>> START Exercise material

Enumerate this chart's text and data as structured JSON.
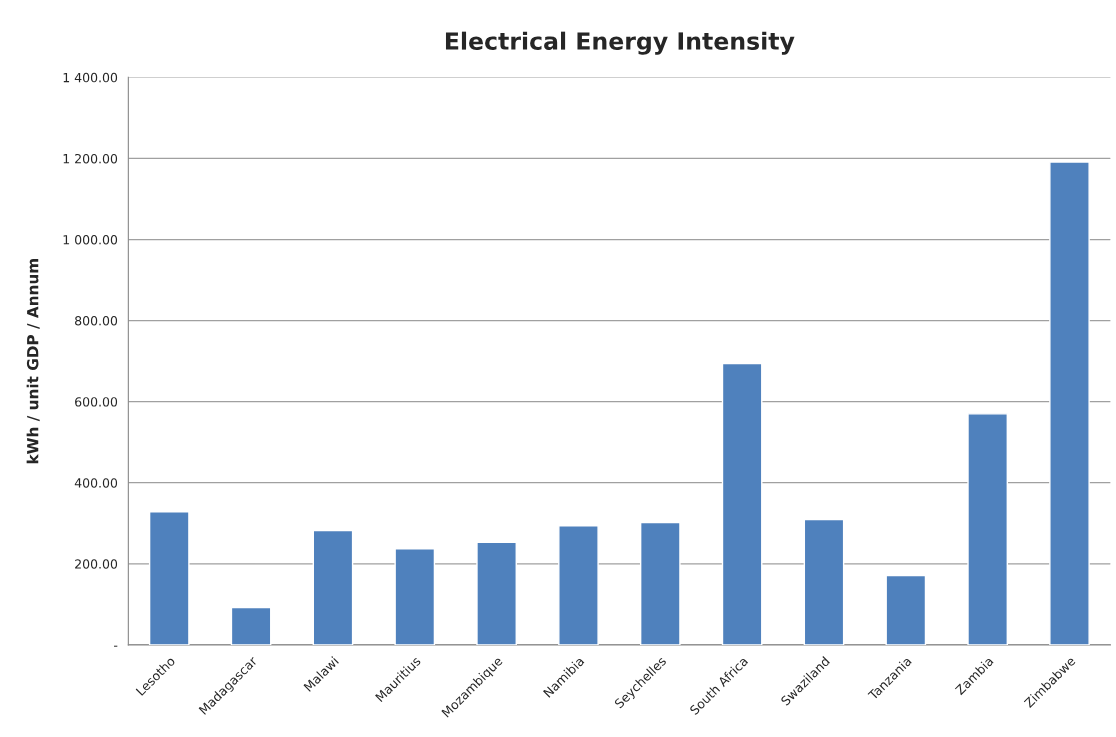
{
  "chart_data": {
    "type": "bar",
    "title": "Electrical Energy Intensity",
    "ylabel": "kWh / unit GDP / Annum",
    "categories": [
      "Lesotho",
      "Madagascar",
      "Malawi",
      "Mauritius",
      "Mozambique",
      "Namibia",
      "Seychelles",
      "South Africa",
      "Swaziland",
      "Tanzania",
      "Zambia",
      "Zimbabwe"
    ],
    "values": [
      328,
      92,
      282,
      237,
      253,
      294,
      302,
      694,
      309,
      171,
      570,
      1191
    ],
    "color": "#4f81bd",
    "ylim": [
      0,
      1400
    ],
    "yticks": [
      {
        "value": 0,
        "label": "-"
      },
      {
        "value": 200,
        "label": "200.00"
      },
      {
        "value": 400,
        "label": "400.00"
      },
      {
        "value": 600,
        "label": "600.00"
      },
      {
        "value": 800,
        "label": "800.00"
      },
      {
        "value": 1000,
        "label": "1 000.00"
      },
      {
        "value": 1200,
        "label": "1 200.00"
      },
      {
        "value": 1400,
        "label": "1 400.00"
      }
    ],
    "grid": "y"
  }
}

>> END Exercise material

Your task is to repeat the data above exactly while excluding the pictures.

Enumerate this chart's text and data as structured JSON.
{
  "chart_data": {
    "type": "bar",
    "title": "Electrical Energy Intensity",
    "ylabel": "kWh / unit GDP / Annum",
    "categories": [
      "Lesotho",
      "Madagascar",
      "Malawi",
      "Mauritius",
      "Mozambique",
      "Namibia",
      "Seychelles",
      "South Africa",
      "Swaziland",
      "Tanzania",
      "Zambia",
      "Zimbabwe"
    ],
    "values": [
      328,
      92,
      282,
      237,
      253,
      294,
      302,
      694,
      309,
      171,
      570,
      1191
    ],
    "color": "#4f81bd",
    "ylim": [
      0,
      1400
    ],
    "yticks": [
      {
        "value": 0,
        "label": "-"
      },
      {
        "value": 200,
        "label": "200.00"
      },
      {
        "value": 400,
        "label": "400.00"
      },
      {
        "value": 600,
        "label": "600.00"
      },
      {
        "value": 800,
        "label": "800.00"
      },
      {
        "value": 1000,
        "label": "1 000.00"
      },
      {
        "value": 1200,
        "label": "1 200.00"
      },
      {
        "value": 1400,
        "label": "1 400.00"
      }
    ],
    "grid": "y"
  }
}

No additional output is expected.